#### Completa lo siguiente
A: En el texto sobre el cambio de tablet a e-reader, ¿cuánto pesa aproximadamente un e-reader?
B: Por favor, prolonga el texto sobre el cambio de tablet a e-reader a partir de su última oración.

Cuando se me rompió la tablet, se inició el periodo de abstinencia. Los primeros días, mermado en mis posibilidades de usar aquel invento para casi todo —leer, corregir textos, jugar, ver pelis o series, escuchar música, etc—, llegué a barajar la posibilidad de volver a comprarme otra.

Pero entonces volvió a surgir el viejo dilema: ¿y si en vez de otra tablet me pillo un e-reader?

Las razones para el cambio eran muchas y muy variadas. Para empezar, mis ojos comenzaron a resentirse al pasar tanto tiempo, la mayor parte a oscuras, pegado a aquella pantalla. Y eso que desde el primer día de uso bajé el nivel de luminosidad al mínimo. Pero, aun así, mis ojos sufrían de pasar tanto tiempo expuestos a esa luz artificial, que refulgía directamente hacia mis ojos.

Otra de las razones tenía que ver con el peso del dispositivo en sí. Mientras la tablet pesaba en torno a los 500 gramos, un e-reader apenas llega a los 180 gramos. Si bien en apariencia puede parecer poca diferencia, al tener en cuenta el tiempo que pasaba con el dispositivo entre las manos hacía que esa diferencia de peso se elevase exponencialmente, y que surgiesen, inevitables, los dolores de brazos, espalda y cervicales.

Así que, al final, tras darle no pocas vueltas al asunto, acabé pillándome un e-reader. Y no tardé en verle las ventajas.

A su ligereza y manejabilidad, hube de sumarle dos ventajas más: su luz incorporada iba directamente a la pantalla y no a los ojos del que lee, y, en segundo lugar, el hecho de poder cambiar el tipo de letra y el tamaño, para alguien miope como yo, se agradece un montón, ya que tengo libros en papel con una letra tan minúscula que me cuesta leerlos hoy en día.

Y para muestra, un botón:

Este es mi ejemplar en papel de El conde de Montecristo. Hoy día, tendría que usar una lupa para poder leerlo sin dejarme la vista en el empeño.

#### Datos de detección de la disposición del documento
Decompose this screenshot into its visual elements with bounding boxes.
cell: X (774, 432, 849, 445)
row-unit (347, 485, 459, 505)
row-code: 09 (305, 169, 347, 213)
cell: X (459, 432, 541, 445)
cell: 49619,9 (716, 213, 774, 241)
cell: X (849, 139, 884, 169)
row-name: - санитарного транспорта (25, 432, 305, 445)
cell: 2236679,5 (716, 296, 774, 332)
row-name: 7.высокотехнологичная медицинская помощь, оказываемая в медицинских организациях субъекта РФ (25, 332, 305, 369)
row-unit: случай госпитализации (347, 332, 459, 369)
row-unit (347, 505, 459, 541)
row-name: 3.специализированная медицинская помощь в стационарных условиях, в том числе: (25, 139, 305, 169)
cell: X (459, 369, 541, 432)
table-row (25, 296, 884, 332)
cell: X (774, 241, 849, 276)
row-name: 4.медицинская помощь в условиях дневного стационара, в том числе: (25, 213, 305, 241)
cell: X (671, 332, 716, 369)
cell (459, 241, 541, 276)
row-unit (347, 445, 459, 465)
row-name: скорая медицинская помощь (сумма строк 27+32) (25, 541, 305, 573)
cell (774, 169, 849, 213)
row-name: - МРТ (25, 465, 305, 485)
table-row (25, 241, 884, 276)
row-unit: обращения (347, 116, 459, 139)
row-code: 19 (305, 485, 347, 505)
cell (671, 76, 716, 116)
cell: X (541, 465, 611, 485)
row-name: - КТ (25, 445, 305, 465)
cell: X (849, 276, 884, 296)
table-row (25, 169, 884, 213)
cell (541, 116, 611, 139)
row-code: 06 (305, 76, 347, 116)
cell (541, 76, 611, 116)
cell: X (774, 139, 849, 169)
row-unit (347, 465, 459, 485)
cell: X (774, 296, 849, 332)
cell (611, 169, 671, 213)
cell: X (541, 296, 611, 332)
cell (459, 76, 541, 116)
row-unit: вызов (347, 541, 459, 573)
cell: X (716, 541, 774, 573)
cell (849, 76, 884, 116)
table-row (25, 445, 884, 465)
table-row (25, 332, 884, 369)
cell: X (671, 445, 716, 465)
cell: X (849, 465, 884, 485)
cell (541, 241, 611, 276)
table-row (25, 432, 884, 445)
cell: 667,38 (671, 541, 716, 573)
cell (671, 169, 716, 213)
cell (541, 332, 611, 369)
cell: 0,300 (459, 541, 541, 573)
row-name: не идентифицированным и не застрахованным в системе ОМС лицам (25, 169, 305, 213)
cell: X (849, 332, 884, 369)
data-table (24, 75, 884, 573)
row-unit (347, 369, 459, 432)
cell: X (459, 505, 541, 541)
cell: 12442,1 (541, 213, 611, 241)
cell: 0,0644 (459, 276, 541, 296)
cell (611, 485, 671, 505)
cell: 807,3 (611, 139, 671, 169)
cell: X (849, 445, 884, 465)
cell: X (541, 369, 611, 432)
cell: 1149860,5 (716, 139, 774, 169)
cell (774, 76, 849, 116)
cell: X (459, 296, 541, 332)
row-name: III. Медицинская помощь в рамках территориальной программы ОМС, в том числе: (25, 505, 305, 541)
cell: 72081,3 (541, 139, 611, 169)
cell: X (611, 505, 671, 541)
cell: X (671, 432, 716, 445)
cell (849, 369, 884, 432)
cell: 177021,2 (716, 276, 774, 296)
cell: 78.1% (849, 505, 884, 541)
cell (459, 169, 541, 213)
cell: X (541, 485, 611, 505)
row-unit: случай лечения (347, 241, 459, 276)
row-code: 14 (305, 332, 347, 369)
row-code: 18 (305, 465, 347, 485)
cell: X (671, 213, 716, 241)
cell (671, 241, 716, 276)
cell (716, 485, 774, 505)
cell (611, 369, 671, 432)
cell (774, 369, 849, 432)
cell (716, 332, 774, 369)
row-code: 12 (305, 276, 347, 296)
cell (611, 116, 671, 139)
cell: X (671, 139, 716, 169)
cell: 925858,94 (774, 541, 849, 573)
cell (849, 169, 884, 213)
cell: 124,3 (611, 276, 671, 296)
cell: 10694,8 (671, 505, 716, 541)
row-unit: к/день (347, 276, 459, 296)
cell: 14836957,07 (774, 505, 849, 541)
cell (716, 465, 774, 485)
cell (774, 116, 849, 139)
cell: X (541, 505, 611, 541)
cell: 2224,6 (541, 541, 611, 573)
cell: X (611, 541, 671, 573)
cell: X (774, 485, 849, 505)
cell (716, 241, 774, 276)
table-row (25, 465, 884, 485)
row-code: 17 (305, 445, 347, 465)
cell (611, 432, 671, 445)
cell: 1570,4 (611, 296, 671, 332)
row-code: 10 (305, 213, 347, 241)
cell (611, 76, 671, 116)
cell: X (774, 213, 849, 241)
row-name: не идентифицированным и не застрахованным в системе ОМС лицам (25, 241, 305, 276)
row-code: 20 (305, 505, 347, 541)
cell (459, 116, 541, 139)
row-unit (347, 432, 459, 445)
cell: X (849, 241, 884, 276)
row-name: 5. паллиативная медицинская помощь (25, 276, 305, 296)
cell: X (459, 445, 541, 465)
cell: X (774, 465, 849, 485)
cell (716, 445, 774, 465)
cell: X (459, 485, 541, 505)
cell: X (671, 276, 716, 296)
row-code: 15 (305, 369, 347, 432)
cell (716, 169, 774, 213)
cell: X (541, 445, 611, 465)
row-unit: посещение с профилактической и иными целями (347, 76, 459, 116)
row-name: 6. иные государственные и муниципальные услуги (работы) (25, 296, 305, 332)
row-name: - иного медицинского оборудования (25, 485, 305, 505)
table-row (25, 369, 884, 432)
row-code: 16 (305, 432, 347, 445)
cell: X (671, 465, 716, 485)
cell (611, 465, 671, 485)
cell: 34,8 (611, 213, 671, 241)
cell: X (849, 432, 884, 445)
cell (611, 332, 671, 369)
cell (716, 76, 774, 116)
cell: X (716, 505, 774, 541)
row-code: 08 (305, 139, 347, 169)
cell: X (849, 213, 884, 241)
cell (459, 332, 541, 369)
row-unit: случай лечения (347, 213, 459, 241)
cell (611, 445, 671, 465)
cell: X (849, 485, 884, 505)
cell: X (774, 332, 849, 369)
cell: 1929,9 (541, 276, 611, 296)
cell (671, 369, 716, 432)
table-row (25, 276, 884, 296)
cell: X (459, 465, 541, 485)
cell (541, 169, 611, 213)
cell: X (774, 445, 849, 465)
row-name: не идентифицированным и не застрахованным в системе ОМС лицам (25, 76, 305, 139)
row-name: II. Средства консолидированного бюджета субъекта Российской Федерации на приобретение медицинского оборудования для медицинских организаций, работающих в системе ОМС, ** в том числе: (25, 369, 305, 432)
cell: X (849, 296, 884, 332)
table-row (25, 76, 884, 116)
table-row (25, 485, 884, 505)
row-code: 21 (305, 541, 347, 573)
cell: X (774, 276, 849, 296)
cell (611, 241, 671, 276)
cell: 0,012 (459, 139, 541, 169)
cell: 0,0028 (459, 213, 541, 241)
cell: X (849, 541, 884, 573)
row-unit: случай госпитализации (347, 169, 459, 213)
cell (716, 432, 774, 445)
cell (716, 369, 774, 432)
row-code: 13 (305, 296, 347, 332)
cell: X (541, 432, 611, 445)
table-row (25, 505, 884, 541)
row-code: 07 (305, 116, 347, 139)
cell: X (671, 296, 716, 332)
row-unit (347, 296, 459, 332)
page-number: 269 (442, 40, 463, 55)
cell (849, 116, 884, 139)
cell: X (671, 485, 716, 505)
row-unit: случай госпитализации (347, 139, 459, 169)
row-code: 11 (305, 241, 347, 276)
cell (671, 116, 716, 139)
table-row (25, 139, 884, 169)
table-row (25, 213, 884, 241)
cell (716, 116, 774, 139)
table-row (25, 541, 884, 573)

#### Lista de respuestas
A: Apenas llega a los 180 gramos.

B:
Hay quien no soporta este tipo de dispositivos. Prefieren el libro en papel. Yo también lo prefería, hasta que empecé a ver las ventajas de leer en digital. Además, el uso de una opción no tiene porqué excluir necesariamente a la otra. Ambas se pueden combinar perfectamente.

Yo aún sigo leyendo en papel, si bien, algunos de los libros que poseo me resultan cada vez más incómodos de leer —algunas ediciones que poseo tienen la letra tan pequeña y tan inapropiada que no me explico cómo demonios pude leerlos alguna vez—.

Pero también leo en digital, pues me gusta disfrutar de la lectura antes de dormir, y el hecho de no tener que encender la lamparilla de la mesa de noche para leer supone una gran ventaja, pues no sólo no molestas a nadie, sino que ahorras en el recibo de electricidad, que, tal y como se ha puesto últimamente, parece que nos vendan oro en vez de energía.

Pensar que en ese pequeño dispositivo puedo almacenar cientos de libros y llevármelos conmigo tan ricamente y disponer de ellos en cualquier situación o lugar, es sencillamente maravilloso. Siempre que voy a la consulta del médico, o a un sitio donde sé que voy a estar mucho rato sentado, esperando turno o sin nada que hacer, aprovecho para abrirme el dispositivo y ponerme a leer. Es como llevarte tu propia biblioteca en el bolsillo, sin ocupar espacio ni joderte la espalda soportando kilos y kilos de peso.

Durante el periodo de confinamiento derivado del Covid-19, el e-reader se convirtió en un compañero ideal. De hecho, he ampliado mis horizontes lectores. A mis autores de cabecera, he ido añadiendo algunos autores clásicos que llevaba años queriendo leer y que siempre relegaba al fondo de mis preferencias y apetencias. De este modo, he leído autores como Henry Miller, Boris Vian, J.D. Salinger, Carson McCullers, Jonathan Swift, Francis Scott Fitzgerald, Senel Paz, Amelie Nothomb, Isaac Asimov, Ray Bradbury, Richard Brautigan, Miguel Delibes, Truman Capote, Guillermo Cabrera Infante, Serguei Dovlatov, Eduardo Galeano, Nick Hornby o Primo Levi, entre otros.

También he renovado mi manía por James Joyce y Raymond Carver. Aún en digital, sus libros me siguen pareciendo un coñazo insoportable.